Of the lines in the listing, how many include the string "Anhanguera"? Write the number and nothing else.
-- RECORD LIST start --
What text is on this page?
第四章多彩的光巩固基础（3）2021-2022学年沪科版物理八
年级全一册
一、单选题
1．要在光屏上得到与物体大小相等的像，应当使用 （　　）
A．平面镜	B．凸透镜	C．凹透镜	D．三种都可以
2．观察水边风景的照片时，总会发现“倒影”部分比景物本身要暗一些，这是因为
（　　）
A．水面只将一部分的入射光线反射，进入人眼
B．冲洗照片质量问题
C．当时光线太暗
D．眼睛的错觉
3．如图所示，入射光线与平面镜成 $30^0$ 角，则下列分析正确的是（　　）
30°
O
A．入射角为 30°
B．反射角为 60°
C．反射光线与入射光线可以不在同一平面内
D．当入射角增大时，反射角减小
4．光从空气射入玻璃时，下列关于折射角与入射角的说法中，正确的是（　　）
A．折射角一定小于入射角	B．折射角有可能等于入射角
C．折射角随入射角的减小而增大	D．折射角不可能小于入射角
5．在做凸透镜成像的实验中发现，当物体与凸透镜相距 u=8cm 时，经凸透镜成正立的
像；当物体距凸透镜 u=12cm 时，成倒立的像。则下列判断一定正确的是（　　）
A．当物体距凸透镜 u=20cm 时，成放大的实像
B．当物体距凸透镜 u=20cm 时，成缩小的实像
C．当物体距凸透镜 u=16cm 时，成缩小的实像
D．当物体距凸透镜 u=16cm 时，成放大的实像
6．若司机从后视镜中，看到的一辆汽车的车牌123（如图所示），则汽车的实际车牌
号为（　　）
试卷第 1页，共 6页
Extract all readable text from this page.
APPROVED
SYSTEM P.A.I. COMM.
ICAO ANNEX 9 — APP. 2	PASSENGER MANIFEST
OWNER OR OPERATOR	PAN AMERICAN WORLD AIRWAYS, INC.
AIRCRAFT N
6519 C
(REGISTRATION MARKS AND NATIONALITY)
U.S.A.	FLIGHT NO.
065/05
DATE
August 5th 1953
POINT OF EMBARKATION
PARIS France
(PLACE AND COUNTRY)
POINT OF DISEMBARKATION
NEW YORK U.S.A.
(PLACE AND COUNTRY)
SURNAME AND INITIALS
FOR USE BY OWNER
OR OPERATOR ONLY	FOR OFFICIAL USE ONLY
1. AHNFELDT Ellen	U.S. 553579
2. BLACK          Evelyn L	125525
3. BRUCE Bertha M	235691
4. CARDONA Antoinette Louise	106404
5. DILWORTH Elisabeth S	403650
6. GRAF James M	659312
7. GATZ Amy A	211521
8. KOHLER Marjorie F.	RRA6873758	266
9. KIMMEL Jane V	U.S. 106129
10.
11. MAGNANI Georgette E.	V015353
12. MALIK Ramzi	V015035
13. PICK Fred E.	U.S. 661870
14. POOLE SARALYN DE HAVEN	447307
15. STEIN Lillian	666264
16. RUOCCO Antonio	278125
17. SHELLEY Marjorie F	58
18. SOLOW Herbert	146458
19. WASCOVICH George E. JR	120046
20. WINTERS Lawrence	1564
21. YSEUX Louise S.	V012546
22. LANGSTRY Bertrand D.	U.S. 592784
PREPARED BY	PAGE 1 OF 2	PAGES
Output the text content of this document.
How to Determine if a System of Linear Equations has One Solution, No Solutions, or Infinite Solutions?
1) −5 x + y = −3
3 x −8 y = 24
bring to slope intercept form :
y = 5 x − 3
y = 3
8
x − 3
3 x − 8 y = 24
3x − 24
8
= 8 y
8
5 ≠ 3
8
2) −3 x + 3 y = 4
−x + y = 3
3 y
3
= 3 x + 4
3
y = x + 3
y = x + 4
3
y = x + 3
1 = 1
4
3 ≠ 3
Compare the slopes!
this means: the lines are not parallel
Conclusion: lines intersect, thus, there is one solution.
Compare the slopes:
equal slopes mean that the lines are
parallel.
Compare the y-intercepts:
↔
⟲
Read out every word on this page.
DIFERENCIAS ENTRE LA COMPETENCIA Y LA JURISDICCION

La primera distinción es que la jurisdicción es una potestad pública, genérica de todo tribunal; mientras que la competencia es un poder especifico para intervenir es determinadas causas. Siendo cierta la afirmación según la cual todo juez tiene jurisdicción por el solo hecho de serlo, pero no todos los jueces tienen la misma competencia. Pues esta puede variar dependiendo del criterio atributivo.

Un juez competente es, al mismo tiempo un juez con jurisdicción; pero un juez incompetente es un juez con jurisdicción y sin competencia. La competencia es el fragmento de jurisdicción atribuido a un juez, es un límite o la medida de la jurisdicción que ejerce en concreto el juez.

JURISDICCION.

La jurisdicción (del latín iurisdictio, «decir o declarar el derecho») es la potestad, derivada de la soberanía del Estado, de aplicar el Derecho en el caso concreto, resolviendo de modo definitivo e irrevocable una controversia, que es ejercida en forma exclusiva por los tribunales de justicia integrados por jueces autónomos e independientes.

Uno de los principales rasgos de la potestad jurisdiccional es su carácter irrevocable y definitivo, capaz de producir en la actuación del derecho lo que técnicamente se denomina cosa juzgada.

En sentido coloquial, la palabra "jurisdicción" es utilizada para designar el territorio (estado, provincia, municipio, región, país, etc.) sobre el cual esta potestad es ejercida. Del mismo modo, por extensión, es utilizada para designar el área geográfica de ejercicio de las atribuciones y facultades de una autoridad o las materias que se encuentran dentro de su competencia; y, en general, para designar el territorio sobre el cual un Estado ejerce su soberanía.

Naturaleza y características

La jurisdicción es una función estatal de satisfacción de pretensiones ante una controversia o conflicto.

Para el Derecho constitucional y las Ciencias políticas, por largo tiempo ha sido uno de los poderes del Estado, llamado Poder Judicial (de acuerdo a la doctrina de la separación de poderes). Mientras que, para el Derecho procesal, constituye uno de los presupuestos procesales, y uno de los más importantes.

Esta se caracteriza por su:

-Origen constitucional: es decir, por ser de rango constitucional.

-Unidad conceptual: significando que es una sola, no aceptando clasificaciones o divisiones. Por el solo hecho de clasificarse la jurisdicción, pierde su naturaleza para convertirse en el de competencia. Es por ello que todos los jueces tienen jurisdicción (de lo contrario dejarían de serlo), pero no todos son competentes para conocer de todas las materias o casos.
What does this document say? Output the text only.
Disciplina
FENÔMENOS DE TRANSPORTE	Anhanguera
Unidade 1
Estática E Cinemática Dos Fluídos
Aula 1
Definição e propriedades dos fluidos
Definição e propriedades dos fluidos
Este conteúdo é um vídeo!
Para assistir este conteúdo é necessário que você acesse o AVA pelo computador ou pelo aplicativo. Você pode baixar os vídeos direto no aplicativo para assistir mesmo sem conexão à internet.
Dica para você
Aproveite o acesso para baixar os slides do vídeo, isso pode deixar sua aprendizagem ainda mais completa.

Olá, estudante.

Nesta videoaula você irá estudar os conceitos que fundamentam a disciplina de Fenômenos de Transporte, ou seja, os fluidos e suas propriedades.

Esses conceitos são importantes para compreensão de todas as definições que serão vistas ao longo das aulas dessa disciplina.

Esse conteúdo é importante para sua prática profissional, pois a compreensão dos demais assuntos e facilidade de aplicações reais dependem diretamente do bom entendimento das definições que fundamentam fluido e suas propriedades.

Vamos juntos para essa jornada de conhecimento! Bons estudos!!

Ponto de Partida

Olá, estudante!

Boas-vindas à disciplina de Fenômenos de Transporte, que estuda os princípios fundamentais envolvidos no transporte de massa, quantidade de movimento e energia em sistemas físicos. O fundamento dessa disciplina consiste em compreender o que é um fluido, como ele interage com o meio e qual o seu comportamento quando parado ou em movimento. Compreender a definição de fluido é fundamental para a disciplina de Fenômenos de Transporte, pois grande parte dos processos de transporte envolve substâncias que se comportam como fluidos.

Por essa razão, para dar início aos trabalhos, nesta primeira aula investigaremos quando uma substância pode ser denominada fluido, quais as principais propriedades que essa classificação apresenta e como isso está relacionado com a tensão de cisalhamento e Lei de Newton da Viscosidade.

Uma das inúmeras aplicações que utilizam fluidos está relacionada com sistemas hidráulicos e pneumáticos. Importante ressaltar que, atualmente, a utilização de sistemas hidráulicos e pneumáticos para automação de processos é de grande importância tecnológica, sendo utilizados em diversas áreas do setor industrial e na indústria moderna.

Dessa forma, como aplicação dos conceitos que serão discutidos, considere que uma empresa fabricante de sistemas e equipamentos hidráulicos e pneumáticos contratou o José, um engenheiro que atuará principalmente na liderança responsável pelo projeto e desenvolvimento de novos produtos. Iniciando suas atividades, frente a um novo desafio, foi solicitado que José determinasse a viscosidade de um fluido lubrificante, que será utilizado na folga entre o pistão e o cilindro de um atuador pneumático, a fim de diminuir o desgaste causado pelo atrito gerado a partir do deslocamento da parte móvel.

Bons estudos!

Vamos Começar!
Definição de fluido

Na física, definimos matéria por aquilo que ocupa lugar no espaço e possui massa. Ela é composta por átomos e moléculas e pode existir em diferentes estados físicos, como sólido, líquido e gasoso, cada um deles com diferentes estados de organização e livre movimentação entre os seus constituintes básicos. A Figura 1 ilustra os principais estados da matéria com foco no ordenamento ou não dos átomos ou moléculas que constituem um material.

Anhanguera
-- RECORD LIST end --
EXPECTED ANSWER:
2